| Task objective |
Gather all lines from the material that contain "Wholesales".

Extracts from a graphics dataset

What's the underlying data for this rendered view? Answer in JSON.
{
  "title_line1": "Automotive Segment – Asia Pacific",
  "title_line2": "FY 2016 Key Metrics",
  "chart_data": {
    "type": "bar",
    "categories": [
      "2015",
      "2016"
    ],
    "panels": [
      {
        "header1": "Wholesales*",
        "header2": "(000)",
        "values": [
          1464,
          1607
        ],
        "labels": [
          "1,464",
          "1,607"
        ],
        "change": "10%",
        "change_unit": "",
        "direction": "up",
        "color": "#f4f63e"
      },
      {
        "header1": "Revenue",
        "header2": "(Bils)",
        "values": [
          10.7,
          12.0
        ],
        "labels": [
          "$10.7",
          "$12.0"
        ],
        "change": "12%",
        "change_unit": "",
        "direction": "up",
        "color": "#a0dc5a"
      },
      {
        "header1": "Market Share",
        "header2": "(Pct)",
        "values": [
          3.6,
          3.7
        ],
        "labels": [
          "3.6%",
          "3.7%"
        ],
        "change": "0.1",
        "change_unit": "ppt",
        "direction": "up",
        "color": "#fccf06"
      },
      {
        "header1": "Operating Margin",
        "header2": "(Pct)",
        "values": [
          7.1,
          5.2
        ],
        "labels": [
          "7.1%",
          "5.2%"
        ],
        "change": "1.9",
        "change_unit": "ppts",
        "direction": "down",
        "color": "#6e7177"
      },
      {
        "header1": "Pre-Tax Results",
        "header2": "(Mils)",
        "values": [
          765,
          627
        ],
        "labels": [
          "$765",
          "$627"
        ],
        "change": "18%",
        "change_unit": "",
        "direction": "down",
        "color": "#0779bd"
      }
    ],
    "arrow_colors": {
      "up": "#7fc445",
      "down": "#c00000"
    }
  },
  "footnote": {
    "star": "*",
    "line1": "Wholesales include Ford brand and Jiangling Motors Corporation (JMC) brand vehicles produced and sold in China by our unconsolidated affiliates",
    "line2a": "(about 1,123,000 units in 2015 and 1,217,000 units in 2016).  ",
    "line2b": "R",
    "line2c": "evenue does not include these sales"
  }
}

| Full response |
        "header1": "Wholesales*",
    "line1": "Wholesales include Ford brand and Jiangling Motors Corporation (JMC) brand vehicles produced and sold in China by our unconsolidated affiliates",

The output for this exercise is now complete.